# [Task description]
Give as output the line that contains "Transcribe the text in this document.", followed by every remaining line of the entries, unchanged and with nothing added.

# [Dataset records]
■ ■ ■

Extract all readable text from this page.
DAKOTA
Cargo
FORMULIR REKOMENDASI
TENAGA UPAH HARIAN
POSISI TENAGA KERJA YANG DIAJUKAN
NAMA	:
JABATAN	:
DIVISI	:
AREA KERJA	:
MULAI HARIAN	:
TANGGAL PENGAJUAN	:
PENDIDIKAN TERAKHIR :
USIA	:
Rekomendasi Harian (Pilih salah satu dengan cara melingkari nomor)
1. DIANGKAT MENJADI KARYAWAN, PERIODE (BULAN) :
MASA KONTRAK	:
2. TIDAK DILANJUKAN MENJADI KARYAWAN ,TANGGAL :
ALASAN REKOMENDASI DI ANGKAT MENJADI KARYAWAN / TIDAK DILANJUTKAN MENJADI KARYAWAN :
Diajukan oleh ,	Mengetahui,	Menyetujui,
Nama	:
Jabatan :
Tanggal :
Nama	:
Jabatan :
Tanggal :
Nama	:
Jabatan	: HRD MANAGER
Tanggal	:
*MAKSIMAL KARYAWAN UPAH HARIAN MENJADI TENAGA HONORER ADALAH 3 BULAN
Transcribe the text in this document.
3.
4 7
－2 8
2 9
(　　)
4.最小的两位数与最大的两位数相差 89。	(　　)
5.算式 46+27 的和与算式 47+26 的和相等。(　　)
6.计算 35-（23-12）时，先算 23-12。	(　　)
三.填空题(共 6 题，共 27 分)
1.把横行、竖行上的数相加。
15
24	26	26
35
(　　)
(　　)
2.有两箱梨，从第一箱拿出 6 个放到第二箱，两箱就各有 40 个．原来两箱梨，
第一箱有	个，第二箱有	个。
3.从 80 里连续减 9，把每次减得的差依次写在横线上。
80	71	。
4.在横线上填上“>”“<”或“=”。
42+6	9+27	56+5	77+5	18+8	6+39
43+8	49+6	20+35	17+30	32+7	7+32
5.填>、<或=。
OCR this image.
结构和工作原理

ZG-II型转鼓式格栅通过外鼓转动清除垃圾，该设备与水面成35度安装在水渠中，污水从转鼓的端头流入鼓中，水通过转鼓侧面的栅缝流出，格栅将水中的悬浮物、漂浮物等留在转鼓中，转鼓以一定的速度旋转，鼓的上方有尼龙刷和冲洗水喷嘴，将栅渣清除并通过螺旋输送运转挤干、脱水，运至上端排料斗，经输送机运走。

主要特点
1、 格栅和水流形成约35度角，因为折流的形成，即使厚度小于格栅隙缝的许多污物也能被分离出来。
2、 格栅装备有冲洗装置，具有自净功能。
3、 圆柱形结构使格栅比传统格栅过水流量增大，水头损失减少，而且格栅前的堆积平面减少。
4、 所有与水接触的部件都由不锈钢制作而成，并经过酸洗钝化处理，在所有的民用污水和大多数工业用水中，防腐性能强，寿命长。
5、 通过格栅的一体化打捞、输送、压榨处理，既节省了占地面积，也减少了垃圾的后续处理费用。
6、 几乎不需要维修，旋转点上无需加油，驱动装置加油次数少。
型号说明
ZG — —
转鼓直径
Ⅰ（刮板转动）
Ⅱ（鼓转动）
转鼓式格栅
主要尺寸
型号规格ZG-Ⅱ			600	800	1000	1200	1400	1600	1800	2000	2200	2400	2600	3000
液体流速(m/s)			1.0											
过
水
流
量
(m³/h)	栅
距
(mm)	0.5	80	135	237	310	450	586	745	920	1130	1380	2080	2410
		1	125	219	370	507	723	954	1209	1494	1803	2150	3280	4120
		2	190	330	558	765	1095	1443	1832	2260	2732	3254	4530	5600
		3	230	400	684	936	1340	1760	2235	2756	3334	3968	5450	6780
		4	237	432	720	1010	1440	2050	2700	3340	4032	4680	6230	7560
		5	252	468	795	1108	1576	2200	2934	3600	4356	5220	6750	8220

■ ■ ■

# [Expected answer]
Transcribe the text in this document.
3.
4 7
－2 8
2 9
(　　)
4.最小的两位数与最大的两位数相差 89。	(　　)
5.算式 46+27 的和与算式 47+26 的和相等。(　　)
6.计算 35-（23-12）时，先算 23-12。	(　　)
三.填空题(共 6 题，共 27 分)
1.把横行、竖行上的数相加。
15
24	26	26
35
(　　)
(　　)
2.有两箱梨，从第一箱拿出 6 个放到第二箱，两箱就各有 40 个．原来两箱梨，
第一箱有	个，第二箱有	个。
3.从 80 里连续减 9，把每次减得的差依次写在横线上。
80	71	。
4.在横线上填上“>”“<”或“=”。
42+6	9+27	56+5	77+5	18+8	6+39
43+8	49+6	20+35	17+30	32+7	7+32
5.填>、<或=。
OCR this image.
结构和工作原理

ZG-II型转鼓式格栅通过外鼓转动清除垃圾，该设备与水面成35度安装在水渠中，污水从转鼓的端头流入鼓中，水通过转鼓侧面的栅缝流出，格栅将水中的悬浮物、漂浮物等留在转鼓中，转鼓以一定的速度旋转，鼓的上方有尼龙刷和冲洗水喷嘴，将栅渣清除并通过螺旋输送运转挤干、脱水，运至上端排料斗，经输送机运走。

主要特点
1、 格栅和水流形成约35度角，因为折流的形成，即使厚度小于格栅隙缝的许多污物也能被分离出来。
2、 格栅装备有冲洗装置，具有自净功能。
3、 圆柱形结构使格栅比传统格栅过水流量增大，水头损失减少，而且格栅前的堆积平面减少。
4、 所有与水接触的部件都由不锈钢制作而成，并经过酸洗钝化处理，在所有的民用污水和大多数工业用水中，防腐性能强，寿命长。
5、 通过格栅的一体化打捞、输送、压榨处理，既节省了占地面积，也减少了垃圾的后续处理费用。
6、 几乎不需要维修，旋转点上无需加油，驱动装置加油次数少。
型号说明
ZG — —
转鼓直径
Ⅰ（刮板转动）
Ⅱ（鼓转动）
转鼓式格栅
主要尺寸
型号规格ZG-Ⅱ			600	800	1000	1200	1400	1600	1800	2000	2200	2400	2600	3000
液体流速(m/s)			1.0											
过
水
流
量
(m³/h)	栅
距
(mm)	0.5	80	135	237	310	450	586	745	920	1130	1380	2080	2410
		1	125	219	370	507	723	954	1209	1494	1803	2150	3280	4120
		2	190	330	558	765	1095	1443	1832	2260	2732	3254	4530	5600
		3	230	400	684	936	1340	1760	2235	2756	3334	3968	5450	6780
		4	237	432	720	1010	1440	2050	2700	3340	4032	4680	6230	7560
		5	252	468	795	1108	1576	2200	2934	3600	4356	5220	6750	8220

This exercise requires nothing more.